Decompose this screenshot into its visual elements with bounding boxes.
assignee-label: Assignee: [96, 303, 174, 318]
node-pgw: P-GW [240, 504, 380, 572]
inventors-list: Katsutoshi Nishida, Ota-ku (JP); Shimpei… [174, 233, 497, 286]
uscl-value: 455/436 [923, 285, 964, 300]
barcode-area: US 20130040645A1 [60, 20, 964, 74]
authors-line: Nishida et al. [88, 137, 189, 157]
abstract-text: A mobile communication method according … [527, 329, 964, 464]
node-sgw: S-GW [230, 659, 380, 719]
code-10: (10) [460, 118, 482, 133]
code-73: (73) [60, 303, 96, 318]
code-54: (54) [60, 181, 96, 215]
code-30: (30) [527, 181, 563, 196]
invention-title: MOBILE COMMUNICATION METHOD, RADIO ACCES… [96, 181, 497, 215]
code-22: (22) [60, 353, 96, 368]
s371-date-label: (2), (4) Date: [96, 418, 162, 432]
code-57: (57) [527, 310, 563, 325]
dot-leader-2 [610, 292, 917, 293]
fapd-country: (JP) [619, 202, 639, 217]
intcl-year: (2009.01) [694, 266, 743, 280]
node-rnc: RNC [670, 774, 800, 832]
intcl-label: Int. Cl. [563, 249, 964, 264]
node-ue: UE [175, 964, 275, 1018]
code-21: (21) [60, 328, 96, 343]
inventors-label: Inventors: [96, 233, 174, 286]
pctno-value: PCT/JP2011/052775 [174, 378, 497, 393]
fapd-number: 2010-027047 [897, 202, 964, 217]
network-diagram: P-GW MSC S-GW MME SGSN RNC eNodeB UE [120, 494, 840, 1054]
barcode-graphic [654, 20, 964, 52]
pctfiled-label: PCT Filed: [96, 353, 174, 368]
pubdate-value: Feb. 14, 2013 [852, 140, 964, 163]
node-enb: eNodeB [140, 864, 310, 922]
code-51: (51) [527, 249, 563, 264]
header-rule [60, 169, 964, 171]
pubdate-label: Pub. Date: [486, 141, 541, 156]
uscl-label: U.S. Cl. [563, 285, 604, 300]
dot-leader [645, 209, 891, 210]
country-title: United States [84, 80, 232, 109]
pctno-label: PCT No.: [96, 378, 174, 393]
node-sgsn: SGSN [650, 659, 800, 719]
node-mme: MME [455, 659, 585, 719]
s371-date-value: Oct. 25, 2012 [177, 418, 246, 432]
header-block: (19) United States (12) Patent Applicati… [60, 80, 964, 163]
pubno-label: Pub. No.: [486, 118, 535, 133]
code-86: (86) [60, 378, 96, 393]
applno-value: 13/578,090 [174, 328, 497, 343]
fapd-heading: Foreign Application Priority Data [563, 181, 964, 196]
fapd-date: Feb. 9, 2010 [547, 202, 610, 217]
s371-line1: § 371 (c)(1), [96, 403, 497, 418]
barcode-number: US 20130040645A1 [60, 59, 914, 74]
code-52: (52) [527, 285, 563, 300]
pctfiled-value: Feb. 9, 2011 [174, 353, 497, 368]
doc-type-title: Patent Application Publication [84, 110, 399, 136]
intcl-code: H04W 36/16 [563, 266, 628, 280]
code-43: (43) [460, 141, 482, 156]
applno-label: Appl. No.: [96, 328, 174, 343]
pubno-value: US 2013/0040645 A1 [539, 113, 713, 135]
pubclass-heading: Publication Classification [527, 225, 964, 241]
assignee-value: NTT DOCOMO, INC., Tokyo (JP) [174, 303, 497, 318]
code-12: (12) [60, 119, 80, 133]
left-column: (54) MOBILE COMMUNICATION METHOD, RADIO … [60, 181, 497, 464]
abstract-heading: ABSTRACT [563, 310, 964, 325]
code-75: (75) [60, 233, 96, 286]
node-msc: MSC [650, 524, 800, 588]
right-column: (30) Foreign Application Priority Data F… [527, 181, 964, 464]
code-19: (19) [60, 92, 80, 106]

## WORK TO COMPLETE
Copy every entry above line for line, with no changes.

## RIGHT ANSWER
Decompose this screenshot into its visual elements with bounding boxes.
assignee-label: Assignee: [96, 303, 174, 318]
node-pgw: P-GW [240, 504, 380, 572]
inventors-list: Katsutoshi Nishida, Ota-ku (JP); Shimpei… [174, 233, 497, 286]
uscl-value: 455/436 [923, 285, 964, 300]
barcode-area: US 20130040645A1 [60, 20, 964, 74]
authors-line: Nishida et al. [88, 137, 189, 157]
abstract-text: A mobile communication method according … [527, 329, 964, 464]
node-sgw: S-GW [230, 659, 380, 719]
code-10: (10) [460, 118, 482, 133]
code-73: (73) [60, 303, 96, 318]
code-54: (54) [60, 181, 96, 215]
code-30: (30) [527, 181, 563, 196]
invention-title: MOBILE COMMUNICATION METHOD, RADIO ACCES… [96, 181, 497, 215]
code-22: (22) [60, 353, 96, 368]
s371-date-label: (2), (4) Date: [96, 418, 162, 432]
code-57: (57) [527, 310, 563, 325]
dot-leader-2 [610, 292, 917, 293]
fapd-country: (JP) [619, 202, 639, 217]
intcl-year: (2009.01) [694, 266, 743, 280]
node-rnc: RNC [670, 774, 800, 832]
intcl-label: Int. Cl. [563, 249, 964, 264]
node-ue: UE [175, 964, 275, 1018]
code-21: (21) [60, 328, 96, 343]
inventors-label: Inventors: [96, 233, 174, 286]
pctno-value: PCT/JP2011/052775 [174, 378, 497, 393]
fapd-number: 2010-027047 [897, 202, 964, 217]
network-diagram: P-GW MSC S-GW MME SGSN RNC eNodeB UE [120, 494, 840, 1054]
barcode-graphic [654, 20, 964, 52]
pctfiled-label: PCT Filed: [96, 353, 174, 368]
pubdate-value: Feb. 14, 2013 [852, 140, 964, 163]
node-enb: eNodeB [140, 864, 310, 922]
code-51: (51) [527, 249, 563, 264]
header-rule [60, 169, 964, 171]
pubdate-label: Pub. Date: [486, 141, 541, 156]
uscl-label: U.S. Cl. [563, 285, 604, 300]
dot-leader [645, 209, 891, 210]
country-title: United States [84, 80, 232, 109]
pctno-label: PCT No.: [96, 378, 174, 393]
node-sgsn: SGSN [650, 659, 800, 719]
node-mme: MME [455, 659, 585, 719]
s371-date-value: Oct. 25, 2012 [177, 418, 246, 432]
header-block: (19) United States (12) Patent Applicati… [60, 80, 964, 163]
pubno-label: Pub. No.: [486, 118, 535, 133]
code-86: (86) [60, 378, 96, 393]
applno-value: 13/578,090 [174, 328, 497, 343]
fapd-heading: Foreign Application Priority Data [563, 181, 964, 196]
fapd-date: Feb. 9, 2010 [547, 202, 610, 217]
s371-line1: § 371 (c)(1), [96, 403, 497, 418]
barcode-number: US 20130040645A1 [60, 59, 914, 74]
code-52: (52) [527, 285, 563, 300]
pctfiled-value: Feb. 9, 2011 [174, 353, 497, 368]
doc-type-title: Patent Application Publication [84, 110, 399, 136]
intcl-code: H04W 36/16 [563, 266, 628, 280]
code-43: (43) [460, 141, 482, 156]
applno-label: Appl. No.: [96, 328, 174, 343]
pubno-value: US 2013/0040645 A1 [539, 113, 713, 135]
pubclass-heading: Publication Classification [527, 225, 964, 241]
assignee-value: NTT DOCOMO, INC., Tokyo (JP) [174, 303, 497, 318]
code-12: (12) [60, 119, 80, 133]
left-column: (54) MOBILE COMMUNICATION METHOD, RADIO … [60, 181, 497, 464]
abstract-heading: ABSTRACT [563, 310, 964, 325]
code-75: (75) [60, 233, 96, 286]
node-msc: MSC [650, 524, 800, 588]
right-column: (30) Foreign Application Priority Data F… [527, 181, 964, 464]
code-19: (19) [60, 92, 80, 106]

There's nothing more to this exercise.